Data to use »
== Segment start ==

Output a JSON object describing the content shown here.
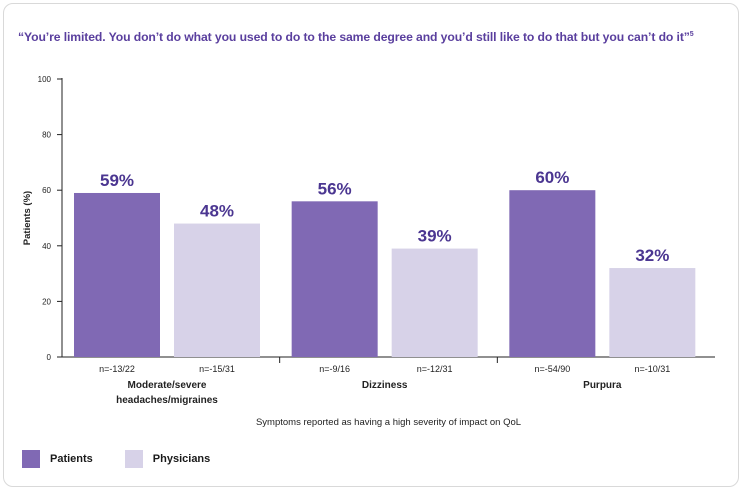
{
  "title": "“You’re limited. You don’t do what you used to do to the same degree and you’d still like to do that but you can’t do it”",
  "title_ref": "5",
  "colors": {
    "patients": "#8069b4",
    "physicians": "#d7d2e8",
    "title": "#5a3f9e"
  },
  "chart_data": {
    "type": "bar",
    "title": "“You’re limited. You don’t do what you used to do to the same degree and you’d still like to do that but you can’t do it”",
    "xlabel": "Symptoms reported as having a high severity of impact on QoL",
    "ylabel": "Patients (%)",
    "ylim": [
      0,
      100
    ],
    "yticks": [
      0,
      20,
      40,
      60,
      80,
      100
    ],
    "categories": [
      [
        "Moderate/severe",
        "headaches/migraines"
      ],
      [
        "Dizziness"
      ],
      [
        "Purpura"
      ]
    ],
    "series": [
      {
        "name": "Patients",
        "values": [
          59,
          56,
          60
        ],
        "labels": [
          "59%",
          "56%",
          "60%"
        ],
        "n": [
          "n=-13/22",
          "n=-9/16",
          "n=-54/90"
        ]
      },
      {
        "name": "Physicians",
        "values": [
          48,
          39,
          32
        ],
        "labels": [
          "48%",
          "39%",
          "32%"
        ],
        "n": [
          "n=-15/31",
          "n=-12/31",
          "n=-10/31"
        ]
      }
    ],
    "legend_position": "bottom-left",
    "grid": false
  }
}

== Segment end ==

Reproduce all entries above exactly, minus the images.

Written answer »
Output a JSON object describing the content shown here.
{
  "title": "“You’re limited. You don’t do what you used to do to the same degree and you’d still like to do that but you can’t do it”",
  "title_ref": "5",
  "colors": {
    "patients": "#8069b4",
    "physicians": "#d7d2e8",
    "title": "#5a3f9e"
  },
  "chart_data": {
    "type": "bar",
    "title": "“You’re limited. You don’t do what you used to do to the same degree and you’d still like to do that but you can’t do it”",
    "xlabel": "Symptoms reported as having a high severity of impact on QoL",
    "ylabel": "Patients (%)",
    "ylim": [
      0,
      100
    ],
    "yticks": [
      0,
      20,
      40,
      60,
      80,
      100
    ],
    "categories": [
      [
        "Moderate/severe",
        "headaches/migraines"
      ],
      [
        "Dizziness"
      ],
      [
        "Purpura"
      ]
    ],
    "series": [
      {
        "name": "Patients",
        "values": [
          59,
          56,
          60
        ],
        "labels": [
          "59%",
          "56%",
          "60%"
        ],
        "n": [
          "n=-13/22",
          "n=-9/16",
          "n=-54/90"
        ]
      },
      {
        "name": "Physicians",
        "values": [
          48,
          39,
          32
        ],
        "labels": [
          "48%",
          "39%",
          "32%"
        ],
        "n": [
          "n=-15/31",
          "n=-12/31",
          "n=-10/31"
        ]
      }
    ],
    "legend_position": "bottom-left",
    "grid": false
  }
}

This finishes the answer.